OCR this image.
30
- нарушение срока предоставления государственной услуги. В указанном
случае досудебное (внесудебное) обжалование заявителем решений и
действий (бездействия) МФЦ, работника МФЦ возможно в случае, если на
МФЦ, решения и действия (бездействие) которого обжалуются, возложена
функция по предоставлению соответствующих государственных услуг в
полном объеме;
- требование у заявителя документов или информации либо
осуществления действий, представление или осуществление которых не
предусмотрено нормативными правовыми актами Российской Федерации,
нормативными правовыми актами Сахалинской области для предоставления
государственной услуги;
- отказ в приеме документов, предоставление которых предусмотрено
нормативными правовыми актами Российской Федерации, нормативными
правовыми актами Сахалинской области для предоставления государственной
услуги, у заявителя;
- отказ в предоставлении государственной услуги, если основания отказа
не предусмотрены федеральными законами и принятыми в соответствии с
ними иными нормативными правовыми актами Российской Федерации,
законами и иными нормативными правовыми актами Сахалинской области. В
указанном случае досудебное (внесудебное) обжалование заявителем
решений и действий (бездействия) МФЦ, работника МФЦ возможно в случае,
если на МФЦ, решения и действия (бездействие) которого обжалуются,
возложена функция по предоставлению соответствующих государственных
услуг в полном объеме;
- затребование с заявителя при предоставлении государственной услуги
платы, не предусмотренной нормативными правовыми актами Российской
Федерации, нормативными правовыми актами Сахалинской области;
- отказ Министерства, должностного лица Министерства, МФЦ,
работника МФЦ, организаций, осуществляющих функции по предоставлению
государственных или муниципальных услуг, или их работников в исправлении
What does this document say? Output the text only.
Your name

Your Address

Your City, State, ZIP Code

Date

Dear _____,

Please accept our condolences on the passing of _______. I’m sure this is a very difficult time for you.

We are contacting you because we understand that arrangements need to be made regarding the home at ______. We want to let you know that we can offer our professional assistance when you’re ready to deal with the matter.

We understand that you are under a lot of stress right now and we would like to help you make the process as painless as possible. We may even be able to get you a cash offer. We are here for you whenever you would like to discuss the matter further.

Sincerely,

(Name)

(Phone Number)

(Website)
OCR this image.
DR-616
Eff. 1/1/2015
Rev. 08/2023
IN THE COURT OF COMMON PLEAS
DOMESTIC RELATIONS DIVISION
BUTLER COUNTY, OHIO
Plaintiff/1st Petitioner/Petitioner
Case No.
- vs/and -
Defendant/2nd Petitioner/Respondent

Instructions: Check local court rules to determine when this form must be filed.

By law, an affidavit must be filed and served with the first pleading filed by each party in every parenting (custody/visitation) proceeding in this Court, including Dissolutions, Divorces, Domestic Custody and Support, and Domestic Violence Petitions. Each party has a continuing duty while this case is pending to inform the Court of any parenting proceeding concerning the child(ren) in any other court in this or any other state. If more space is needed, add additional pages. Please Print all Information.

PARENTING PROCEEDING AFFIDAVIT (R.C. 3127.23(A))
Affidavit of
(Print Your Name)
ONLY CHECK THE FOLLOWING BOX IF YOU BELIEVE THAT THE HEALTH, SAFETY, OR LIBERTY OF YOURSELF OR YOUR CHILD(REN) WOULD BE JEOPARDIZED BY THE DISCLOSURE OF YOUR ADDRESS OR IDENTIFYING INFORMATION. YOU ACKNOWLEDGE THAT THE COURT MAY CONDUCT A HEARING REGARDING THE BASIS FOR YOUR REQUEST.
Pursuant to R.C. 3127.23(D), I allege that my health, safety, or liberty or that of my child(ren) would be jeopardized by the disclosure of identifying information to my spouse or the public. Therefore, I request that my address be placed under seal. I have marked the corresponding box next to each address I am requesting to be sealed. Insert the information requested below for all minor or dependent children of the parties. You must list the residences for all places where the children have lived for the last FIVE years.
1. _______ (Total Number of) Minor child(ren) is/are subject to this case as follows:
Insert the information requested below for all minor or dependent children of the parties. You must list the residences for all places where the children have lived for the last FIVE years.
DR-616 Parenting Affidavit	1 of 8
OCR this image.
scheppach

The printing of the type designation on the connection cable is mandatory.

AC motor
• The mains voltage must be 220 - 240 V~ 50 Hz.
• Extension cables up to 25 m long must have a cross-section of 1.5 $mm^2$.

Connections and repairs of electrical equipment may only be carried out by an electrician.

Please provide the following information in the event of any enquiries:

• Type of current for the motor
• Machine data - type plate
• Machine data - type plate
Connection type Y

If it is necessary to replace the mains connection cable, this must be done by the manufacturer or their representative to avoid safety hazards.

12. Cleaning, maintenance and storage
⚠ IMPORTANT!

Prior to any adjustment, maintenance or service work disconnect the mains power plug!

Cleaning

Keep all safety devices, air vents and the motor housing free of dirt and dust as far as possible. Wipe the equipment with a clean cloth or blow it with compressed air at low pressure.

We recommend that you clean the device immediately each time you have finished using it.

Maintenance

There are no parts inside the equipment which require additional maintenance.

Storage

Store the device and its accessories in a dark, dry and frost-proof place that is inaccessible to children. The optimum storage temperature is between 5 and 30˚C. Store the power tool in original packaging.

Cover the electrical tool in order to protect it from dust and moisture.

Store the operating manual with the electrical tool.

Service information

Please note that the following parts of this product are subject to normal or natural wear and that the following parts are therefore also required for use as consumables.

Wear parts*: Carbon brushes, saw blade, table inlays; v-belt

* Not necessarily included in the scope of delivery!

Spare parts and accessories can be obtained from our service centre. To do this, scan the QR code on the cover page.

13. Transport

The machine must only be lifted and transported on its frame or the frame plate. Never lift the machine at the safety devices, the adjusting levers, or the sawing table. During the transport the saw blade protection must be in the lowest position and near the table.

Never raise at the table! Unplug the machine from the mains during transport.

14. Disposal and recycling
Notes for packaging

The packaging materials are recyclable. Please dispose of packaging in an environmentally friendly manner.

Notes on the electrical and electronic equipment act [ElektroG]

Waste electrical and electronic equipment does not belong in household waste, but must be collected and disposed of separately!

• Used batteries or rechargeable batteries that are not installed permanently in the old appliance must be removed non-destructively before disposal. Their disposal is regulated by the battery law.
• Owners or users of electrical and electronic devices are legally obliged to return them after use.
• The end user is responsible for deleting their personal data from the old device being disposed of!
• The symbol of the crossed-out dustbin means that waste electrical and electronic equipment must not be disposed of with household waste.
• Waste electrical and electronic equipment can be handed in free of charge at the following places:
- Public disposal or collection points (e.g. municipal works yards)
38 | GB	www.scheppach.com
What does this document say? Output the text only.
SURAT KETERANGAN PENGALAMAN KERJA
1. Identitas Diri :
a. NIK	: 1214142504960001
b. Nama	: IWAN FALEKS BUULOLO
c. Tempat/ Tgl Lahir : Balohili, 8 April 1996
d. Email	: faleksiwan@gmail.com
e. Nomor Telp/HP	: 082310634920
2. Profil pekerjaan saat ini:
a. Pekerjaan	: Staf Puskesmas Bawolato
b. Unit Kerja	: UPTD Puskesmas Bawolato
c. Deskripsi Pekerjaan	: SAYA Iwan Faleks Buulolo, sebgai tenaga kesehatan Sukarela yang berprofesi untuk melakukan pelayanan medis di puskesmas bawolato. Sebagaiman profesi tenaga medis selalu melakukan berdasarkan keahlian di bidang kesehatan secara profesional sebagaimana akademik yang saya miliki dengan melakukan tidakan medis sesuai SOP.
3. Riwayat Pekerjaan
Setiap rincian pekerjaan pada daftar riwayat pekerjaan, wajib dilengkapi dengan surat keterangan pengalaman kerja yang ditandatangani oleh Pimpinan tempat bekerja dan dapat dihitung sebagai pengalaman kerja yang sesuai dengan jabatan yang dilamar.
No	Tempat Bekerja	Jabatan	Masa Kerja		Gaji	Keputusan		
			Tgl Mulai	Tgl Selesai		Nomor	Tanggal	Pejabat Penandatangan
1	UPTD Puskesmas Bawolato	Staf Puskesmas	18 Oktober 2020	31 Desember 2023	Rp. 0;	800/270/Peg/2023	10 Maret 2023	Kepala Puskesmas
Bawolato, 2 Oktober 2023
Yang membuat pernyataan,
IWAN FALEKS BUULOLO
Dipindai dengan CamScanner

#####

### WORK REQUIRED
Which lines hold the string "Федерации"? List them all.

### ANSWER TO THE TASK
предусмотрено нормативными правовыми актами Российской Федерации,
нормативными правовыми актами Российской Федерации, нормативными
ними иными нормативными правовыми актами Российской Федерации,
Федерации, нормативными правовыми актами Сахалинской области;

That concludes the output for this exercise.